— start EXTRACT —
I have been getting questions concerning the performance of Tango in the XMLbenchmarks I have been running, with people wondering how something that is not C/C++ could be so fast. “They must be cheating!”
This post intends to explain how D, and subsequently Tango, can perform so well, even against C/C++. To read more about D, please visit the home page for D - D Programming Language. Tango is an alternate ’standard’ library for the D programming language, with a design philosophy of building a great library, with extensive documentation, and providing the greatest functionality in the most efficient manner possible. How do they do that you ask?
Array slicing - Using D’s array slicing feature, you don’t need to create a copy of a string in parsing. Tango maps the DOM nodes directly onto the input buffer, so for any part of the XML, only one text version exists, that being the input. VTD-XML does something similar, and RapidXml does similar, but actually mutates the input buffer while parsing, so creates one copy before starting the parse. Java6 SAX, on the other hand, turns character arrays into strings for element and attribute names, etc, and that means more allocation.
Native code - Yes, yes, I know. C/C++ are native as well. I write this because Java is not, and while todays’ JIT can compete and in cases outrun native code, if you are allocating hundreds of megabytes during processing, you are going to slow down in garbage collection. D is native code, to be fast right out of the gate, but also uses garbage collection. This just shows that the approach to design is MORE important than the choice of language. You will note that RapidXml is competing on speed, but when it comes to competing on efficency (speed/ram used), it loses, because it copies the input buffer to modify it during parse. Both RapidXml and Tango use internally managed freelists for nodes in the tree. One tweak to the RapidXml design could improve its efficiency an order of magnitude.
Avoid heap allocation as much as possible - More allocation means more CPU time. Tango’s internal philosophy is one in which you allocate as little as possible, and allocate on the stack if possible. This makes the code much faster.
— end EXTRACT —
— start LISTED RECORDS —
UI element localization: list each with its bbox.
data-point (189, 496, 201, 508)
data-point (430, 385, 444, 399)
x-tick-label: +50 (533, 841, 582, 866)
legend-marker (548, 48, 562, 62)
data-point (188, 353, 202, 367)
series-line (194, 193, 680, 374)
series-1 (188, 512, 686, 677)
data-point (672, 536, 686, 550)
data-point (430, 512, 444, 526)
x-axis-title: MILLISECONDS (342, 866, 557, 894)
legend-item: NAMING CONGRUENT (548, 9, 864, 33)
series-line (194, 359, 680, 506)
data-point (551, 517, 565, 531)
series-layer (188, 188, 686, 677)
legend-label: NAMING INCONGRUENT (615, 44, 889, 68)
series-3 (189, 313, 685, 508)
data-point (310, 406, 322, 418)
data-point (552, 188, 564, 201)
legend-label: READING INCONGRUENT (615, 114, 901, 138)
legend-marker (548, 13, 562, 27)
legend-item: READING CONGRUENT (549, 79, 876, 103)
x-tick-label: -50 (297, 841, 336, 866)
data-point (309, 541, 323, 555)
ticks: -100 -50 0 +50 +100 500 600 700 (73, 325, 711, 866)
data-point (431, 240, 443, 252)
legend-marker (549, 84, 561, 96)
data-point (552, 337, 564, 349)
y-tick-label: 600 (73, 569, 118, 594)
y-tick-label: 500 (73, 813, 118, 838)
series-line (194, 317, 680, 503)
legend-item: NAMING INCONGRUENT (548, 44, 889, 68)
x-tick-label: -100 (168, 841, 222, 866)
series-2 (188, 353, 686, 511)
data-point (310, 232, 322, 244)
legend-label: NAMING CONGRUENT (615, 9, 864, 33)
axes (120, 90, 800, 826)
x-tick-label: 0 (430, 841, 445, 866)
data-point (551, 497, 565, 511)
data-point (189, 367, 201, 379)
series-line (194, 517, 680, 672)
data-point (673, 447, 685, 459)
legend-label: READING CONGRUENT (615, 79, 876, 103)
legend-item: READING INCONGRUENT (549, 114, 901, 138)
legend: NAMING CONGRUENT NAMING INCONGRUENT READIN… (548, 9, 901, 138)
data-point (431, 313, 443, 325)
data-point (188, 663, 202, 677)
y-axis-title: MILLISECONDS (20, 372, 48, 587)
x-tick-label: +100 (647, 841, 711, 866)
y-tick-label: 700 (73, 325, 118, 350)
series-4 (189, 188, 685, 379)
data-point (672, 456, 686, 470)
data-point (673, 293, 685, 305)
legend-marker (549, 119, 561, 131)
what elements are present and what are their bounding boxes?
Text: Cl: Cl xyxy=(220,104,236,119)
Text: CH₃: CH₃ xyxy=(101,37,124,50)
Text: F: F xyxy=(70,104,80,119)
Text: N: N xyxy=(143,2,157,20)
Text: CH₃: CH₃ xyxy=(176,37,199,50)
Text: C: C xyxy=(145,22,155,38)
— end LISTED RECORDS —
TASKS TO PERFORM:
#1 List the three reasons the Tango post gives for Tango's speed, using the short label that opens each of those paragraphs.
#2 Please output the Tango post verbatim, everything from "Native code - Yes, yes, I" down to "order of magnitude.".
The items that come after the Tango post are separate material.

TASK-BY-TASK RESULTS:
#1
Array slicing
Native code
Avoid heap allocation as much as possible

#2
Native code - Yes, yes, I know. C/C++ are native as well. I write this because Java is not, and while todays’ JIT can compete and in cases outrun native code, if you are allocating hundreds of megabytes during processing, you are going to slow down in garbage collection. D is native code, to be fast right out of the gate, but also uses garbage collection. This just shows that the approach to design is MORE important than the choice of language. You will note that RapidXml is competing on speed, but when it comes to competing on efficency (speed/ram used), it loses, because it copies the input buffer to modify it during parse. Both RapidXml and Tango use internally managed freelists for nodes in the tree. One tweak to the RapidXml design could improve its efficiency an order of magnitude.